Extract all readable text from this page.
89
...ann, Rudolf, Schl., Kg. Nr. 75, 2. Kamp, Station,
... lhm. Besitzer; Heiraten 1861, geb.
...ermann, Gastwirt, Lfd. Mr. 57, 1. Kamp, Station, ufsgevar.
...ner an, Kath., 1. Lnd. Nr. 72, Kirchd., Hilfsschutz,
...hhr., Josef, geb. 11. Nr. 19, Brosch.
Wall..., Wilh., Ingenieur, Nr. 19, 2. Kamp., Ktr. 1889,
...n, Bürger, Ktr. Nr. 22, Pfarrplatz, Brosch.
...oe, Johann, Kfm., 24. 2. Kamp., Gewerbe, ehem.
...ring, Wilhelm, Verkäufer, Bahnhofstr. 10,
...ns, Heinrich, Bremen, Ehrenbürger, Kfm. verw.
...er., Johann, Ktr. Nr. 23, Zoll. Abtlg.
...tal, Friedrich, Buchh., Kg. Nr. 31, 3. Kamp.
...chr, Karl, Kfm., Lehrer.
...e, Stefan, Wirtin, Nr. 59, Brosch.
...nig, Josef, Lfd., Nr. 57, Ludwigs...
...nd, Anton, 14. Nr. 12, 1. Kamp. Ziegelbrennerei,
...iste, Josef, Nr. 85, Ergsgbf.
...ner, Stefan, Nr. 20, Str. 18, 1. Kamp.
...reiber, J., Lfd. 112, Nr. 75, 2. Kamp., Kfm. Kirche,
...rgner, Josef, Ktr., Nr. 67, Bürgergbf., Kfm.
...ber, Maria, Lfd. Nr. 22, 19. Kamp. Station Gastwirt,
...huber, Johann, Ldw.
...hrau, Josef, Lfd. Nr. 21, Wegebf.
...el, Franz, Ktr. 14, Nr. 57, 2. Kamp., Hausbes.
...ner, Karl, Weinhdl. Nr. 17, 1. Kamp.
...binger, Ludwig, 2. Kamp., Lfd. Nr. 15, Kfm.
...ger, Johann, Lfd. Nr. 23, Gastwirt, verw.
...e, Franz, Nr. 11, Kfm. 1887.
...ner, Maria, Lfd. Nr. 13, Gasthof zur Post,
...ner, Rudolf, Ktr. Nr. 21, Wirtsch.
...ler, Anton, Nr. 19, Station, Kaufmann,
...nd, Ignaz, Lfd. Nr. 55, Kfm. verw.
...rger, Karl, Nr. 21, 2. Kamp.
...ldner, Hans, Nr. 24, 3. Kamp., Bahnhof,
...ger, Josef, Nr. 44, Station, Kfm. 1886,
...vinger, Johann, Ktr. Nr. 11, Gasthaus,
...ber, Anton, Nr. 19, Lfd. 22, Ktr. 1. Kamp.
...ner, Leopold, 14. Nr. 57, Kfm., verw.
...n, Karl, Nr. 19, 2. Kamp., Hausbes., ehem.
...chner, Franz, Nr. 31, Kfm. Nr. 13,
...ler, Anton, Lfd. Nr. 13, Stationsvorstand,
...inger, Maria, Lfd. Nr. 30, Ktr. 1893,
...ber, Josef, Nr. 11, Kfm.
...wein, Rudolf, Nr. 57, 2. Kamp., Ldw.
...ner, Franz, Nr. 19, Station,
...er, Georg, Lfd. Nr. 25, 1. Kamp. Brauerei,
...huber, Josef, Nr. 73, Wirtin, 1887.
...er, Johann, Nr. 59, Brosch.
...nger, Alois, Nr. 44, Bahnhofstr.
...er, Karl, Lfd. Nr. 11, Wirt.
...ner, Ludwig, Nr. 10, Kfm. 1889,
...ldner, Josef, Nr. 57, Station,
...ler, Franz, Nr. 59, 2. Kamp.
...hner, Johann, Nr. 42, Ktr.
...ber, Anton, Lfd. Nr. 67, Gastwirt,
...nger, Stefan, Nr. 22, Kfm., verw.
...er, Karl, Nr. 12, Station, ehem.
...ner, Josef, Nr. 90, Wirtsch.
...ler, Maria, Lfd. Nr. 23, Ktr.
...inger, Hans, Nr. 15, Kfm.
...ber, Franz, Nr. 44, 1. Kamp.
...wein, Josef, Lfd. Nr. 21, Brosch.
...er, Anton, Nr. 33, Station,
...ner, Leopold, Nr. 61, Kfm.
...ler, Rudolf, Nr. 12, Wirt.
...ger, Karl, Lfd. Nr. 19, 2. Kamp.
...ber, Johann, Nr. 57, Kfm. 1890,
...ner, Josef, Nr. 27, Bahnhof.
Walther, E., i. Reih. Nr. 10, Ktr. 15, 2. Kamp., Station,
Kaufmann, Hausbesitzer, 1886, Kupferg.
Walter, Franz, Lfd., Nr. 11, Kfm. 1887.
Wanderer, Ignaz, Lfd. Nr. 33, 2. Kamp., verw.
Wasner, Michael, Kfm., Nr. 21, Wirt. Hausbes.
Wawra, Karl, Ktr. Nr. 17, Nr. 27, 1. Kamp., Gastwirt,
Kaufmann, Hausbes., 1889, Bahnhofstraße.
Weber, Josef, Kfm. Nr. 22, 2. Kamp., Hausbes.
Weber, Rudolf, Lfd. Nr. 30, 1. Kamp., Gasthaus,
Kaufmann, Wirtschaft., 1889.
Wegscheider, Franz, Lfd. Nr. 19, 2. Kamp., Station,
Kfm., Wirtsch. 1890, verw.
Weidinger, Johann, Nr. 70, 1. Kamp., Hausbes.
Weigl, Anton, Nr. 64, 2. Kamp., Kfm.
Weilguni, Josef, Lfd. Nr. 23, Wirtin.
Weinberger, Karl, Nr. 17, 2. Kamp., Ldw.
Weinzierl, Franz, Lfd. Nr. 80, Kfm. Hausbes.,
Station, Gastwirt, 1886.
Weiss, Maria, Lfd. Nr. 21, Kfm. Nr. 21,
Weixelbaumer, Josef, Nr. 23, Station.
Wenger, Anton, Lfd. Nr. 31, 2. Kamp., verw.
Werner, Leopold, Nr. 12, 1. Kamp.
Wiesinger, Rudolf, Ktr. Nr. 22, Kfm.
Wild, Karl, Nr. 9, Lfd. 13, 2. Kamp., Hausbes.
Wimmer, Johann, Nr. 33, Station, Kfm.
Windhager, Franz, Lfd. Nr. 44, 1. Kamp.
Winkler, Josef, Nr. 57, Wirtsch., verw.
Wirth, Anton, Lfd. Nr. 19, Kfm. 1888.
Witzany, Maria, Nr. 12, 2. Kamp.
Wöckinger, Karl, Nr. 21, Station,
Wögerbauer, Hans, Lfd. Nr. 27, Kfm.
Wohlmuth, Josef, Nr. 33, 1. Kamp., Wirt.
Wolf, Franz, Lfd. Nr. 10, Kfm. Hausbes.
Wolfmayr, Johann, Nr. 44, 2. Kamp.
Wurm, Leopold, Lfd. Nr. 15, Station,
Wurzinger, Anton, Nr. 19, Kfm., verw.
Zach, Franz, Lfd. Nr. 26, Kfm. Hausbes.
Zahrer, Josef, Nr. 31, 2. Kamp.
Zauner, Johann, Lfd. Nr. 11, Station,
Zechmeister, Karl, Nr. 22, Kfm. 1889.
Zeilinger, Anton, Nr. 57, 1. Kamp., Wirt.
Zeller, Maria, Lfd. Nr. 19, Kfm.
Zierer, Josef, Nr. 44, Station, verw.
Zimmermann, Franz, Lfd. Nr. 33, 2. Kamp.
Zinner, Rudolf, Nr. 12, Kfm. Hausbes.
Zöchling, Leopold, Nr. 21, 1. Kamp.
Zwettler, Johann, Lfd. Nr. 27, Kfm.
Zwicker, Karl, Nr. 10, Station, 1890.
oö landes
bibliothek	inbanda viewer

* **EXERCISE**
What is needed here is an exact reproduction of all the entries.

* **WORKED SOLUTION**
Extract all readable text from this page.
89
...ann, Rudolf, Schl., Kg. Nr. 75, 2. Kamp, Station,
... lhm. Besitzer; Heiraten 1861, geb.
...ermann, Gastwirt, Lfd. Mr. 57, 1. Kamp, Station, ufsgevar.
...ner an, Kath., 1. Lnd. Nr. 72, Kirchd., Hilfsschutz,
...hhr., Josef, geb. 11. Nr. 19, Brosch.
Wall..., Wilh., Ingenieur, Nr. 19, 2. Kamp., Ktr. 1889,
...n, Bürger, Ktr. Nr. 22, Pfarrplatz, Brosch.
...oe, Johann, Kfm., 24. 2. Kamp., Gewerbe, ehem.
...ring, Wilhelm, Verkäufer, Bahnhofstr. 10,
...ns, Heinrich, Bremen, Ehrenbürger, Kfm. verw.
...er., Johann, Ktr. Nr. 23, Zoll. Abtlg.
...tal, Friedrich, Buchh., Kg. Nr. 31, 3. Kamp.
...chr, Karl, Kfm., Lehrer.
...e, Stefan, Wirtin, Nr. 59, Brosch.
...nig, Josef, Lfd., Nr. 57, Ludwigs...
...nd, Anton, 14. Nr. 12, 1. Kamp. Ziegelbrennerei,
...iste, Josef, Nr. 85, Ergsgbf.
...ner, Stefan, Nr. 20, Str. 18, 1. Kamp.
...reiber, J., Lfd. 112, Nr. 75, 2. Kamp., Kfm. Kirche,
...rgner, Josef, Ktr., Nr. 67, Bürgergbf., Kfm.
...ber, Maria, Lfd. Nr. 22, 19. Kamp. Station Gastwirt,
...huber, Johann, Ldw.
...hrau, Josef, Lfd. Nr. 21, Wegebf.
...el, Franz, Ktr. 14, Nr. 57, 2. Kamp., Hausbes.
...ner, Karl, Weinhdl. Nr. 17, 1. Kamp.
...binger, Ludwig, 2. Kamp., Lfd. Nr. 15, Kfm.
...ger, Johann, Lfd. Nr. 23, Gastwirt, verw.
...e, Franz, Nr. 11, Kfm. 1887.
...ner, Maria, Lfd. Nr. 13, Gasthof zur Post,
...ner, Rudolf, Ktr. Nr. 21, Wirtsch.
...ler, Anton, Nr. 19, Station, Kaufmann,
...nd, Ignaz, Lfd. Nr. 55, Kfm. verw.
...rger, Karl, Nr. 21, 2. Kamp.
...ldner, Hans, Nr. 24, 3. Kamp., Bahnhof,
...ger, Josef, Nr. 44, Station, Kfm. 1886,
...vinger, Johann, Ktr. Nr. 11, Gasthaus,
...ber, Anton, Nr. 19, Lfd. 22, Ktr. 1. Kamp.
...ner, Leopold, 14. Nr. 57, Kfm., verw.
...n, Karl, Nr. 19, 2. Kamp., Hausbes., ehem.
...chner, Franz, Nr. 31, Kfm. Nr. 13,
...ler, Anton, Lfd. Nr. 13, Stationsvorstand,
...inger, Maria, Lfd. Nr. 30, Ktr. 1893,
...ber, Josef, Nr. 11, Kfm.
...wein, Rudolf, Nr. 57, 2. Kamp., Ldw.
...ner, Franz, Nr. 19, Station,
...er, Georg, Lfd. Nr. 25, 1. Kamp. Brauerei,
...huber, Josef, Nr. 73, Wirtin, 1887.
...er, Johann, Nr. 59, Brosch.
...nger, Alois, Nr. 44, Bahnhofstr.
...er, Karl, Lfd. Nr. 11, Wirt.
...ner, Ludwig, Nr. 10, Kfm. 1889,
...ldner, Josef, Nr. 57, Station,
...ler, Franz, Nr. 59, 2. Kamp.
...hner, Johann, Nr. 42, Ktr.
...ber, Anton, Lfd. Nr. 67, Gastwirt,
...nger, Stefan, Nr. 22, Kfm., verw.
...er, Karl, Nr. 12, Station, ehem.
...ner, Josef, Nr. 90, Wirtsch.
...ler, Maria, Lfd. Nr. 23, Ktr.
...inger, Hans, Nr. 15, Kfm.
...ber, Franz, Nr. 44, 1. Kamp.
...wein, Josef, Lfd. Nr. 21, Brosch.
...er, Anton, Nr. 33, Station,
...ner, Leopold, Nr. 61, Kfm.
...ler, Rudolf, Nr. 12, Wirt.
...ger, Karl, Lfd. Nr. 19, 2. Kamp.
...ber, Johann, Nr. 57, Kfm. 1890,
...ner, Josef, Nr. 27, Bahnhof.
Walther, E., i. Reih. Nr. 10, Ktr. 15, 2. Kamp., Station,
Kaufmann, Hausbesitzer, 1886, Kupferg.
Walter, Franz, Lfd., Nr. 11, Kfm. 1887.
Wanderer, Ignaz, Lfd. Nr. 33, 2. Kamp., verw.
Wasner, Michael, Kfm., Nr. 21, Wirt. Hausbes.
Wawra, Karl, Ktr. Nr. 17, Nr. 27, 1. Kamp., Gastwirt,
Kaufmann, Hausbes., 1889, Bahnhofstraße.
Weber, Josef, Kfm. Nr. 22, 2. Kamp., Hausbes.
Weber, Rudolf, Lfd. Nr. 30, 1. Kamp., Gasthaus,
Kaufmann, Wirtschaft., 1889.
Wegscheider, Franz, Lfd. Nr. 19, 2. Kamp., Station,
Kfm., Wirtsch. 1890, verw.
Weidinger, Johann, Nr. 70, 1. Kamp., Hausbes.
Weigl, Anton, Nr. 64, 2. Kamp., Kfm.
Weilguni, Josef, Lfd. Nr. 23, Wirtin.
Weinberger, Karl, Nr. 17, 2. Kamp., Ldw.
Weinzierl, Franz, Lfd. Nr. 80, Kfm. Hausbes.,
Station, Gastwirt, 1886.
Weiss, Maria, Lfd. Nr. 21, Kfm. Nr. 21,
Weixelbaumer, Josef, Nr. 23, Station.
Wenger, Anton, Lfd. Nr. 31, 2. Kamp., verw.
Werner, Leopold, Nr. 12, 1. Kamp.
Wiesinger, Rudolf, Ktr. Nr. 22, Kfm.
Wild, Karl, Nr. 9, Lfd. 13, 2. Kamp., Hausbes.
Wimmer, Johann, Nr. 33, Station, Kfm.
Windhager, Franz, Lfd. Nr. 44, 1. Kamp.
Winkler, Josef, Nr. 57, Wirtsch., verw.
Wirth, Anton, Lfd. Nr. 19, Kfm. 1888.
Witzany, Maria, Nr. 12, 2. Kamp.
Wöckinger, Karl, Nr. 21, Station,
Wögerbauer, Hans, Lfd. Nr. 27, Kfm.
Wohlmuth, Josef, Nr. 33, 1. Kamp., Wirt.
Wolf, Franz, Lfd. Nr. 10, Kfm. Hausbes.
Wolfmayr, Johann, Nr. 44, 2. Kamp.
Wurm, Leopold, Lfd. Nr. 15, Station,
Wurzinger, Anton, Nr. 19, Kfm., verw.
Zach, Franz, Lfd. Nr. 26, Kfm. Hausbes.
Zahrer, Josef, Nr. 31, 2. Kamp.
Zauner, Johann, Lfd. Nr. 11, Station,
Zechmeister, Karl, Nr. 22, Kfm. 1889.
Zeilinger, Anton, Nr. 57, 1. Kamp., Wirt.
Zeller, Maria, Lfd. Nr. 19, Kfm.
Zierer, Josef, Nr. 44, Station, verw.
Zimmermann, Franz, Lfd. Nr. 33, 2. Kamp.
Zinner, Rudolf, Nr. 12, Kfm. Hausbes.
Zöchling, Leopold, Nr. 21, 1. Kamp.
Zwettler, Johann, Lfd. Nr. 27, Kfm.
Zwicker, Karl, Nr. 10, Station, 1890.
oö landes
bibliothek	inbanda viewer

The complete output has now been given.